(Your instructions) Copy, from the entries below, each line in which the string "face" appears.

(Material for this exercise)
[start]

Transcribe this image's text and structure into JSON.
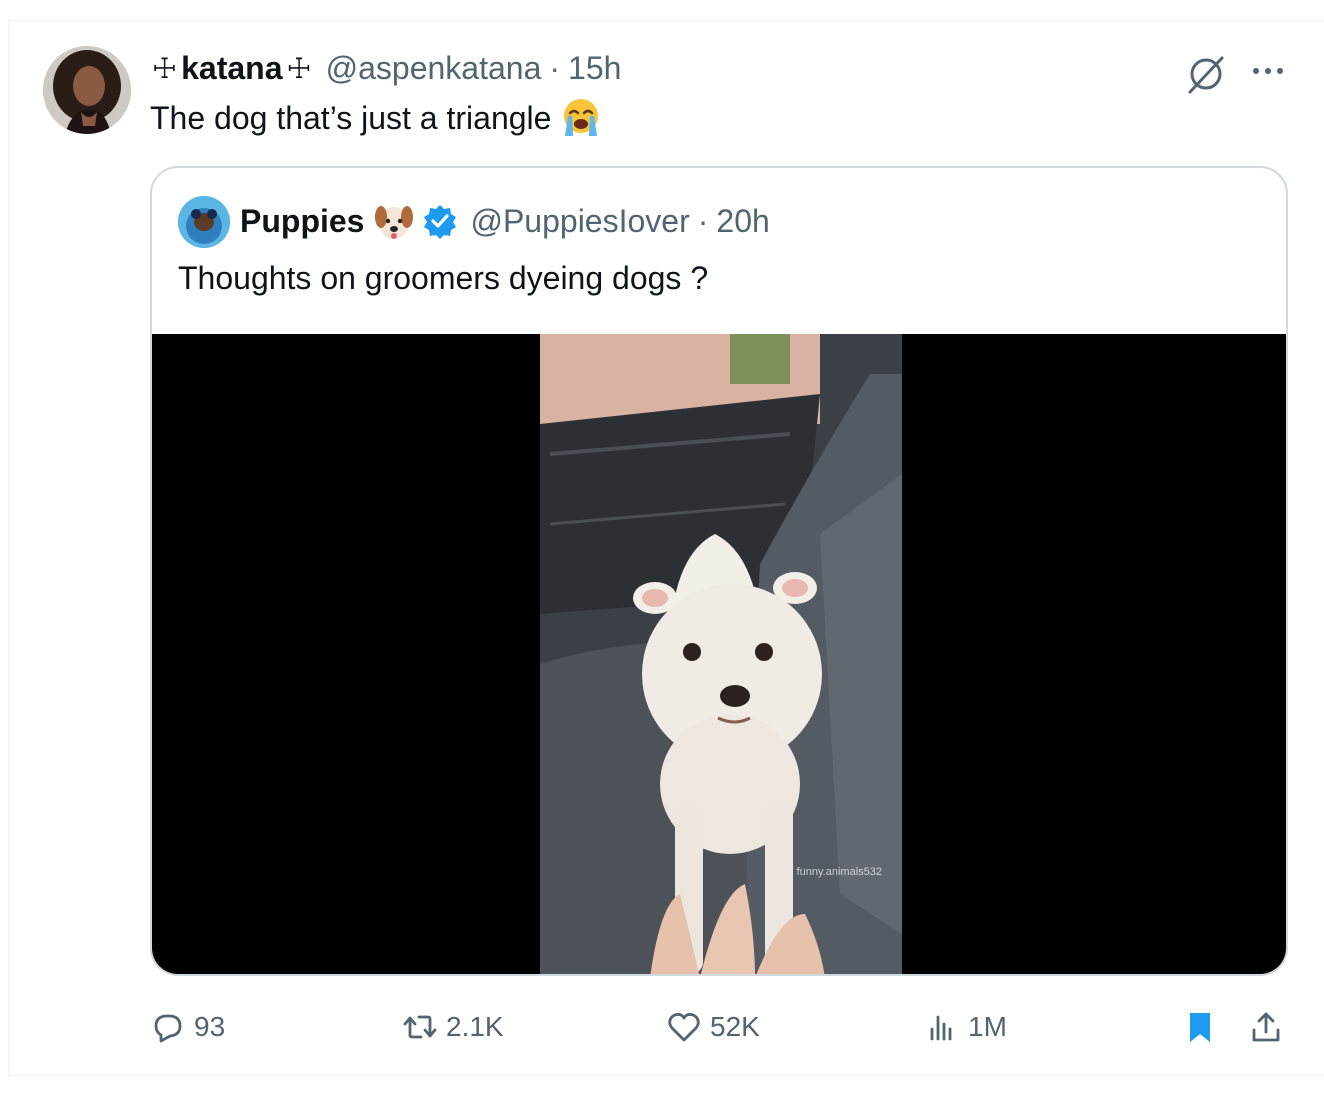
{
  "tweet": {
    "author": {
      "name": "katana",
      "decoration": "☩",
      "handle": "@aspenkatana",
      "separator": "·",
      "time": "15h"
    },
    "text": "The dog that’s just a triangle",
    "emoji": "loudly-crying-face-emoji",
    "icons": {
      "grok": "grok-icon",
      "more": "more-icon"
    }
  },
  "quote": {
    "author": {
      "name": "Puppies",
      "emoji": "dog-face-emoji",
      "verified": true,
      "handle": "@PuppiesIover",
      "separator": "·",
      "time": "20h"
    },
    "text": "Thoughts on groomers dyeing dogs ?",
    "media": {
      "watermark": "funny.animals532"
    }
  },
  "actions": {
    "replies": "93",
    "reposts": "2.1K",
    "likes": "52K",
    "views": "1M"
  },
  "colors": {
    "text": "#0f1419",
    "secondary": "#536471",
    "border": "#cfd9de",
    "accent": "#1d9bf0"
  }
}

[end]
[start]

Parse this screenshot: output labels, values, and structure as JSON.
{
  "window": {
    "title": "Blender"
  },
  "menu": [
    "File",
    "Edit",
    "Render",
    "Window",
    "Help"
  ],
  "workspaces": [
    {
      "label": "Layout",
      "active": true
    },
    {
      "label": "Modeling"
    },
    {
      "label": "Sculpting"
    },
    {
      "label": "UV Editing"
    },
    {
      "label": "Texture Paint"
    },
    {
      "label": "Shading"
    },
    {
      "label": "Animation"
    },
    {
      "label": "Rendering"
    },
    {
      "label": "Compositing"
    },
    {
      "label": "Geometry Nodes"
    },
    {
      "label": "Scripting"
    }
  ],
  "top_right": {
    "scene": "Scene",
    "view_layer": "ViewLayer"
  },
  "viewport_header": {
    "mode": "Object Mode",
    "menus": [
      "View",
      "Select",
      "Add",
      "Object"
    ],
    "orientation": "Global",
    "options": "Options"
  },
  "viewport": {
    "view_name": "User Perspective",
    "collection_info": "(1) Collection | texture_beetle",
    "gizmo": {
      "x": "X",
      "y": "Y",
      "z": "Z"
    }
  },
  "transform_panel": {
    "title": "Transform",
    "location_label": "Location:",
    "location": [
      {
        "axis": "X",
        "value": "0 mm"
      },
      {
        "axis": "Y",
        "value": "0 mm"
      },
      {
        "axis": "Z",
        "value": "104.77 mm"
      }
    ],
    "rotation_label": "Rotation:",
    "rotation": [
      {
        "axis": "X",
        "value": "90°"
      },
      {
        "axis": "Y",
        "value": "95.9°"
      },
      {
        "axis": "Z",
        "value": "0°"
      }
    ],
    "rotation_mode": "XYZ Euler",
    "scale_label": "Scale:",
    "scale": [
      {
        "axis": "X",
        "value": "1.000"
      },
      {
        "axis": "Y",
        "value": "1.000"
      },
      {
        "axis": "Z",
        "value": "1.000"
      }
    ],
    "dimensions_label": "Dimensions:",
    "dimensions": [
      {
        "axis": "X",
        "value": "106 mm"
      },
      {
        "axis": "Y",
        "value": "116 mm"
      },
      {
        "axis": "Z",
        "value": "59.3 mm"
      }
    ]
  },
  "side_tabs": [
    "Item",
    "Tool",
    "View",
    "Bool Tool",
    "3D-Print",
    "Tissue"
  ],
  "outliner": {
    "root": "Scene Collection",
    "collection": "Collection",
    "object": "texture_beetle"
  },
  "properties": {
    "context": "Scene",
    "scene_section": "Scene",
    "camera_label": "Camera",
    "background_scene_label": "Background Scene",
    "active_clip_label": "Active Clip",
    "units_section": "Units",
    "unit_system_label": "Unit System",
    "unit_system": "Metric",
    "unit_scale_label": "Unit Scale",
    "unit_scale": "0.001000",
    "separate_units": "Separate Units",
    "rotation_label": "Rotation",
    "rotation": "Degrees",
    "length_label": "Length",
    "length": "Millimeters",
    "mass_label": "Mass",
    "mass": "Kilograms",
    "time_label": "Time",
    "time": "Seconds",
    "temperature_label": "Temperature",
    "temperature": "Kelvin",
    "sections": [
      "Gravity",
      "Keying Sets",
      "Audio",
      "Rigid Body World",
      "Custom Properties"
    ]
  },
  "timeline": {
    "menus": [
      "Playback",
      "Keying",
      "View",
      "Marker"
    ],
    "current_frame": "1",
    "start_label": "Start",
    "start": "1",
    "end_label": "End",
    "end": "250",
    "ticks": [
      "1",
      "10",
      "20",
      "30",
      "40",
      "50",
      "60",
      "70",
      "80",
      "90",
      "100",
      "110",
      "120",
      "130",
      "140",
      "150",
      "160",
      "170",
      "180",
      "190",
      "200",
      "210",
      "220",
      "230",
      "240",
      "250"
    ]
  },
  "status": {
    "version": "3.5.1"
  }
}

[end]

(Written reply)
    "emoji": "loudly-crying-face-emoji",
      "emoji": "dog-face-emoji",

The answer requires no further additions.